● **Extrait de page**

Prenons l’exemple des toros qui n’exhibent ni bravoure ni mansedumbre sur le premier tiers et qui par la suite font montre d’une incontestable bravoure. Que dire de ses toros ? Braves pour certains mais incomplets pour d’autres à qui l’intégralité du spectacle tient à cœur. Le cas inverse existe également mais l’analyse en est truquée. En effet, il est facile ou du moins logique d’expliquer les réserves en seconde partie de combat d’un toro brave au cheval où il se donne complètement du fait des dépenses énergétiques occasionnées. Et pourtant le doute est permis. Revenons dans l’exemple précédent, plus rationnel et intrigant. Je suis sûr que vous avez tous en tête des exemples. Non ? Je vous aide. Remémorez-vous les dernières courses de Victorino ou de Palha. Ne vous vient-il pas à l’esprit un toro qui serait allé au cheval, se laissant châtier sans broncher, poussant raisonnablement mais trop modestement pour remporter l’étiquette de brave ? Car il ne s’agit pas sous ce qualificatif d’aller au cheval mais bel et bien de s’y employer. Faiblesse et manque de poder a-t-on aussitôt en tête. Et pourtant, la suite va nous ôter ces idées. Bouche cousue, sans aucun fléchissement, le bicho va afficher des charges lourdes, longues, tête basse, allant jusqu’au bout du bout, se livrant franchement et sans concession. En un mot des charges de brave. Où est la logique ? Le comportement d’un toro au cheval ne serait donc pas révélateur de son état ? Tous les concepts de la lidia sont ainsi remis en question par ce genre de toros, qui, avouons-le, sont de plus en plus nombreux.

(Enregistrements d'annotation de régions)
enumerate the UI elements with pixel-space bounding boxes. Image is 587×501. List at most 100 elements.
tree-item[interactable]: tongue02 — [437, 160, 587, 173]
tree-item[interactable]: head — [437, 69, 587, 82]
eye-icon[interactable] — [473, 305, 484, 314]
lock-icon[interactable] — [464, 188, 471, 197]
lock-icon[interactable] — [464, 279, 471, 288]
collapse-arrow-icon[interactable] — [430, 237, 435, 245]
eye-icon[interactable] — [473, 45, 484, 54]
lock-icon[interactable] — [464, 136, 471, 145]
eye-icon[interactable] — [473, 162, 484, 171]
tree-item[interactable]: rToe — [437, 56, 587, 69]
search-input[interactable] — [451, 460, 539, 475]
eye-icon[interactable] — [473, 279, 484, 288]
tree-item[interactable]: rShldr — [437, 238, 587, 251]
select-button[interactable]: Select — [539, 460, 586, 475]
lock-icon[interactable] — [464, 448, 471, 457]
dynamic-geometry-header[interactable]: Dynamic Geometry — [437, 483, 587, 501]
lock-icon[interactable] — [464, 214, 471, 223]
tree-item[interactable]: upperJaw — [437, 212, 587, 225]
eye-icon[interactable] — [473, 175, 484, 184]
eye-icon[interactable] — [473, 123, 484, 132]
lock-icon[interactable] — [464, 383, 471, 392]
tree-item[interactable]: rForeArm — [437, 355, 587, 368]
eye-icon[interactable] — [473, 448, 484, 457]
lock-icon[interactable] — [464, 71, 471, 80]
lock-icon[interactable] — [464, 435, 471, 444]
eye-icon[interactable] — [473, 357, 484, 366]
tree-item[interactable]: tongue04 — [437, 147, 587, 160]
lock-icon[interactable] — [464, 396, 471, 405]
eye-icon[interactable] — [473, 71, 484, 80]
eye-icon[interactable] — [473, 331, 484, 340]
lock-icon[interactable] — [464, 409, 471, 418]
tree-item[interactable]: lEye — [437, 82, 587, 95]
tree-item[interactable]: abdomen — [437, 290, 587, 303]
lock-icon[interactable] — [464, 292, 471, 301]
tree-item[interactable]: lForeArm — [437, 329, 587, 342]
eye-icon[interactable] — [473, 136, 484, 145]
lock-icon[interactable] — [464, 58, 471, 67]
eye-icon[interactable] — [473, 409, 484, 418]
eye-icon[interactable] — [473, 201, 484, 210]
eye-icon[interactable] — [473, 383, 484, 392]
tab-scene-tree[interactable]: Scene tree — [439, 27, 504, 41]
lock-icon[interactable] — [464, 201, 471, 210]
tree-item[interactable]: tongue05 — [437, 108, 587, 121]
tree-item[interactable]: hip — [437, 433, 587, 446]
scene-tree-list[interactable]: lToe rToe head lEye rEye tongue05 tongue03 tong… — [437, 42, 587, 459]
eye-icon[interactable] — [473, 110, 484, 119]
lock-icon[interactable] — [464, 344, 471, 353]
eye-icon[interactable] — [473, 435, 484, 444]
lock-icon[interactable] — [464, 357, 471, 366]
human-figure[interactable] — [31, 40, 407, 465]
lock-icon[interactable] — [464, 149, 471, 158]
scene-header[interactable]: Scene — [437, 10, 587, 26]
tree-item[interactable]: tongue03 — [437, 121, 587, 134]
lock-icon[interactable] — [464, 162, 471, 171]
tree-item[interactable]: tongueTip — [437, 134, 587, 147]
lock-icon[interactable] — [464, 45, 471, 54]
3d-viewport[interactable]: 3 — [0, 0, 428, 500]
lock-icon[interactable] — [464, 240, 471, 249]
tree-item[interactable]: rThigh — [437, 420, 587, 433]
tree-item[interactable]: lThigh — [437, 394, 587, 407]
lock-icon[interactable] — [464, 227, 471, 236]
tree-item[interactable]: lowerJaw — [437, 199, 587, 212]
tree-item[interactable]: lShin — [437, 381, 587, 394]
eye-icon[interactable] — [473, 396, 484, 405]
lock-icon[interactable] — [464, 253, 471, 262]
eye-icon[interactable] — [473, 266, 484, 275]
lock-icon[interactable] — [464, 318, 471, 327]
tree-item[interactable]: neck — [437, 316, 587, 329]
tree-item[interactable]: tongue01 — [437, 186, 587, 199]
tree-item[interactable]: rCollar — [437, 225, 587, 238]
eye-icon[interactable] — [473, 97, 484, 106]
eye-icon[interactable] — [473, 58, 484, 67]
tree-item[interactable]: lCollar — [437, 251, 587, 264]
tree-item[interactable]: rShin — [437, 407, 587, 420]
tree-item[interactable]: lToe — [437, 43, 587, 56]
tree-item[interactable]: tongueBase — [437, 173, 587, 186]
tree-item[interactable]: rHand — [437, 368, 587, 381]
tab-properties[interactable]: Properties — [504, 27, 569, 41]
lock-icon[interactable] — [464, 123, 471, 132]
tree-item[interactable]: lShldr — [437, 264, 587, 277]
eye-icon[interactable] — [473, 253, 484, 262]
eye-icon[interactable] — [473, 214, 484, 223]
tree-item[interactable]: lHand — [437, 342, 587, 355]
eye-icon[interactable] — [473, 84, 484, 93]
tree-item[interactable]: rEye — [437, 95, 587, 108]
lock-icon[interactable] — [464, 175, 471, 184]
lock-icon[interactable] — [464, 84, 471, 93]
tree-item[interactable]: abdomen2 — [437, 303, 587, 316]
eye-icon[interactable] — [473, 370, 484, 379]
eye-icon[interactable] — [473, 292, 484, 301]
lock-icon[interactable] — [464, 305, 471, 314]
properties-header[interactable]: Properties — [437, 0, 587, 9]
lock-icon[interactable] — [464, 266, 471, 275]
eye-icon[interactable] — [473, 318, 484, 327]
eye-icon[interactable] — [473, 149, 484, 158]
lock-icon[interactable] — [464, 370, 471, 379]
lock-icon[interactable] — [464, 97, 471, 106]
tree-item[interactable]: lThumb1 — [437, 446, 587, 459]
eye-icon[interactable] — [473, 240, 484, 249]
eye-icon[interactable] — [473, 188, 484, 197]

● **Objet de la tâche**
D'après l'extrait de page, comment évolue le nombre de toros qui remettent en question tous les concepts de la lidia ?

● **Réponse finale**
Ils sont de plus en plus nombreux.